■ **Brief**
Every line with the string "Івана" should be gathered.

Records:
:::::

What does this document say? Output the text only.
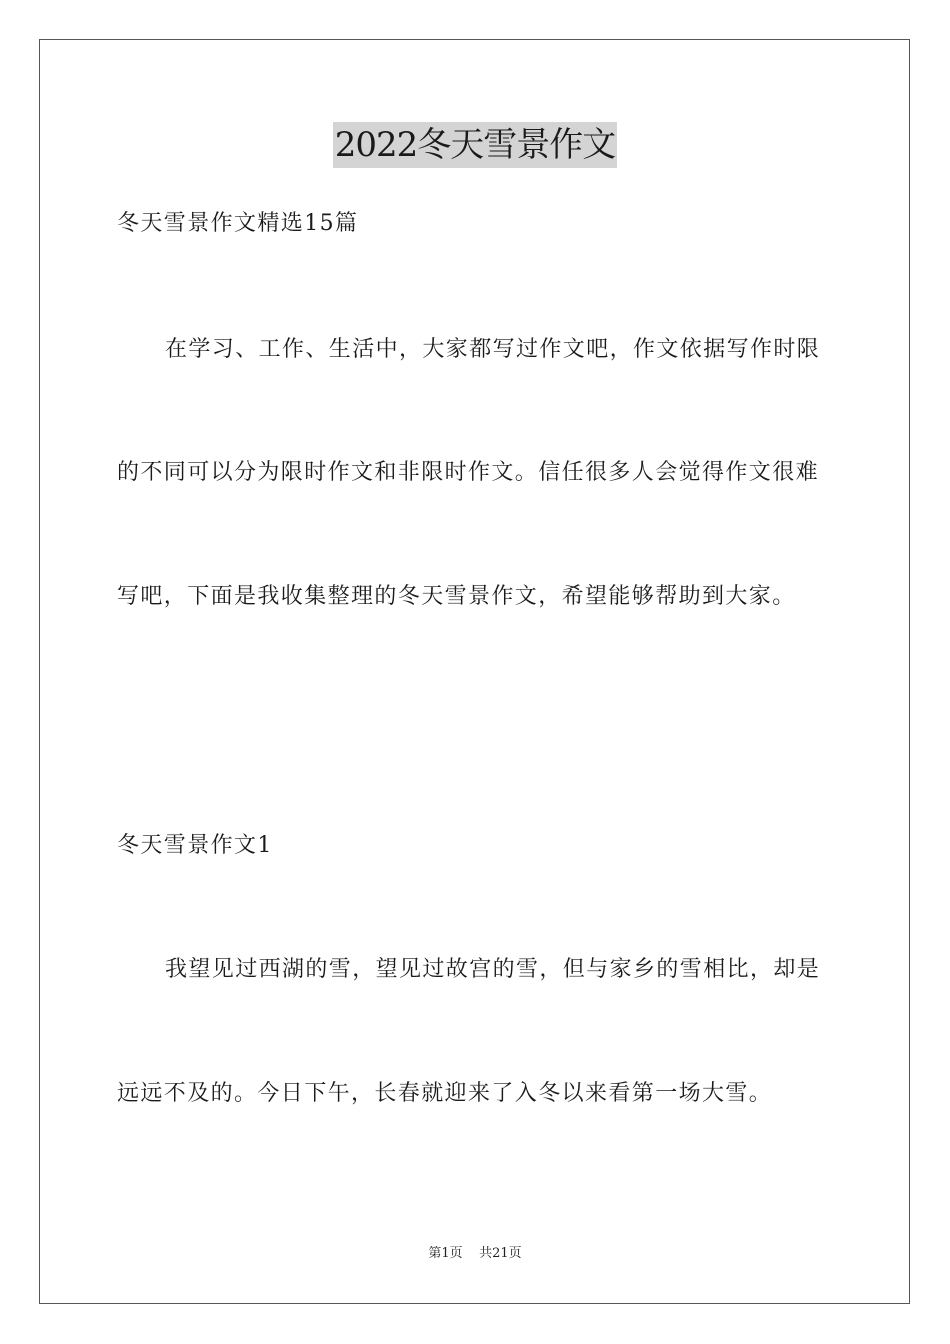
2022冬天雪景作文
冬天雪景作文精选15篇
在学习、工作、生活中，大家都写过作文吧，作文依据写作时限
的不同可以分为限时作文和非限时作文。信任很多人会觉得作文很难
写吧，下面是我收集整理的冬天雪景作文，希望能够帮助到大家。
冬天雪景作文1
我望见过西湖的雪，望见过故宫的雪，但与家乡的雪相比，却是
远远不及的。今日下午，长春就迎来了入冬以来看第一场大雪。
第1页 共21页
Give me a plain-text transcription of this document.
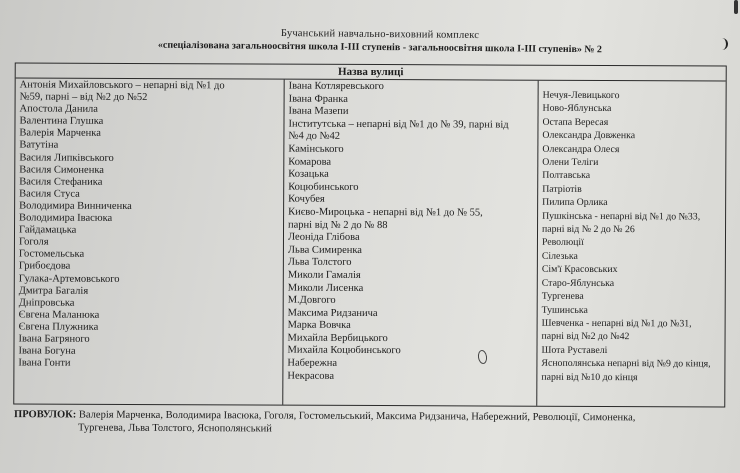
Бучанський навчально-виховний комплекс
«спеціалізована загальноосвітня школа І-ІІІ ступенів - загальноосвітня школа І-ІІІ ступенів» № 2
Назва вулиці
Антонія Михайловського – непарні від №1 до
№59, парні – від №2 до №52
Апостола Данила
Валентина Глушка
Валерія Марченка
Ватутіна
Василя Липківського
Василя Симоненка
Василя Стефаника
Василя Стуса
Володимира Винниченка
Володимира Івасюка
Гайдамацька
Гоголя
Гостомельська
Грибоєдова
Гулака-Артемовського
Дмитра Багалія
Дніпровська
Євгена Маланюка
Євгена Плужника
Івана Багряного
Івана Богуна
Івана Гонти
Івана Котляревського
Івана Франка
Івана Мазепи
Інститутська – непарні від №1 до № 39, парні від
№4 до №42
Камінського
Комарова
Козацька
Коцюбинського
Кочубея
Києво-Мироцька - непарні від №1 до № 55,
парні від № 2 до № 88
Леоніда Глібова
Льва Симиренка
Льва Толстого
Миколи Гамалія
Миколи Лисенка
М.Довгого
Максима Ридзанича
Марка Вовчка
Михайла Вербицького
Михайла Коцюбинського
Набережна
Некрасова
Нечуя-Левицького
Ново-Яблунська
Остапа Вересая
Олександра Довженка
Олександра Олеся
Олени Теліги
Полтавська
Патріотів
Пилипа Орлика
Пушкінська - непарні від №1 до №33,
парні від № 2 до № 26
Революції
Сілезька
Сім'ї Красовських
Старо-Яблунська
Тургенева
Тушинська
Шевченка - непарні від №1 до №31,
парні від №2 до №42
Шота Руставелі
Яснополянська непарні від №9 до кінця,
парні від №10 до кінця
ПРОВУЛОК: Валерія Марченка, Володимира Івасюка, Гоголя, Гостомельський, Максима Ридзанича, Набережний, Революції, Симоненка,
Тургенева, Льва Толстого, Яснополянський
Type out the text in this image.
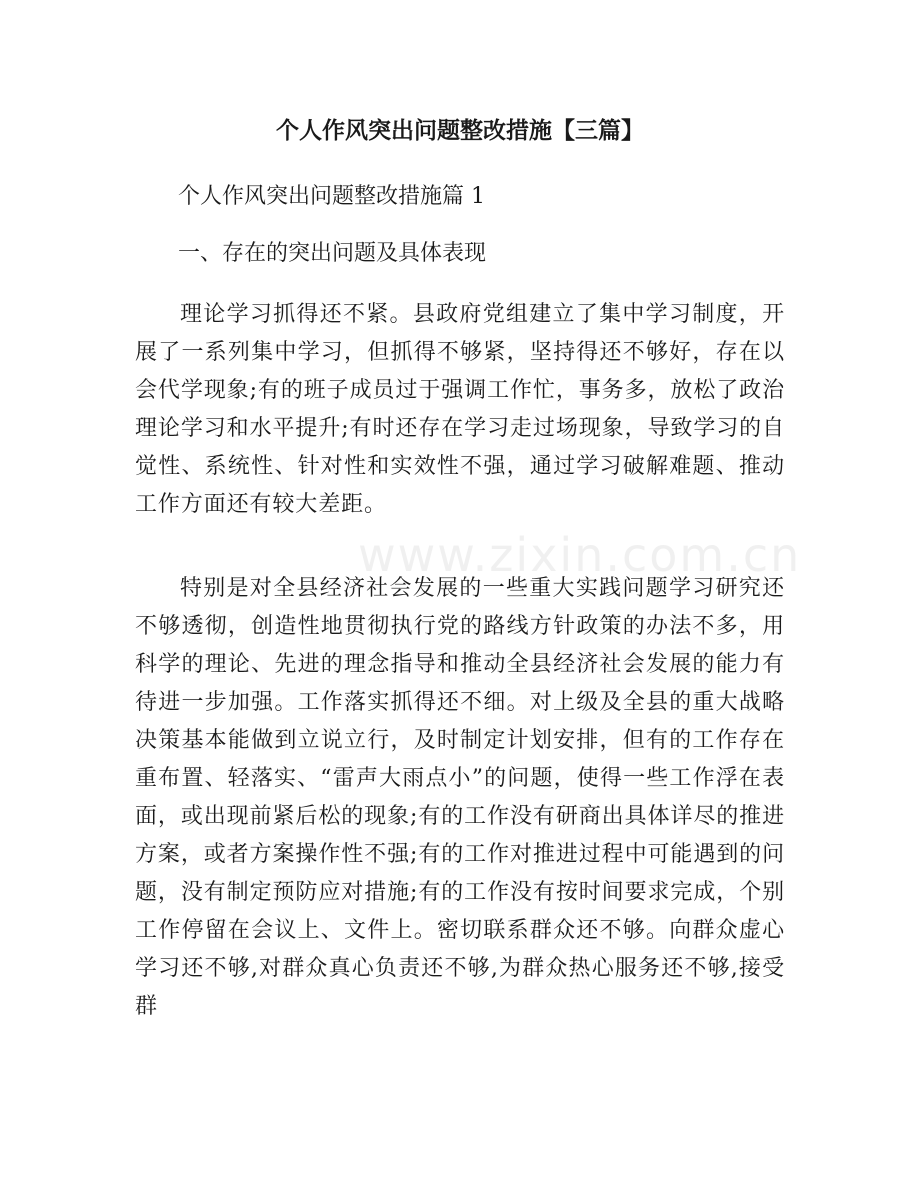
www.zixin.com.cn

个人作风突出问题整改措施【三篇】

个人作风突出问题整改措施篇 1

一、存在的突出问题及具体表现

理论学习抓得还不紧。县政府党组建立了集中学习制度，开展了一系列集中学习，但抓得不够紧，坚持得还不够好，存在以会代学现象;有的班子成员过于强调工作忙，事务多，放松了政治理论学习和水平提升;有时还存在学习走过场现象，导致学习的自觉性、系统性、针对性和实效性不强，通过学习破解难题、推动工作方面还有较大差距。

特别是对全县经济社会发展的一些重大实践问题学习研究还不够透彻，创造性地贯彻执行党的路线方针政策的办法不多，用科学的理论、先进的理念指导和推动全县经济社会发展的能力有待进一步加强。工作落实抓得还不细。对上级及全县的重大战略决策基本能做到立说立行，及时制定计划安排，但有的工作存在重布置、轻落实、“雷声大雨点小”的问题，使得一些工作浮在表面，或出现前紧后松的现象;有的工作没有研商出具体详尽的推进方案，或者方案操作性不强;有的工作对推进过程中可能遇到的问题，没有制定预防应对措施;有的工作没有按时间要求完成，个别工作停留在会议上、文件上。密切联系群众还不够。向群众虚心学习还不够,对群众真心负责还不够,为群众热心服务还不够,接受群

:::::

■ **Exercise solution**
Івана Багряного
Івана Богуна
Івана Гонти
Івана Котляревського
Івана Франка
Івана Мазепи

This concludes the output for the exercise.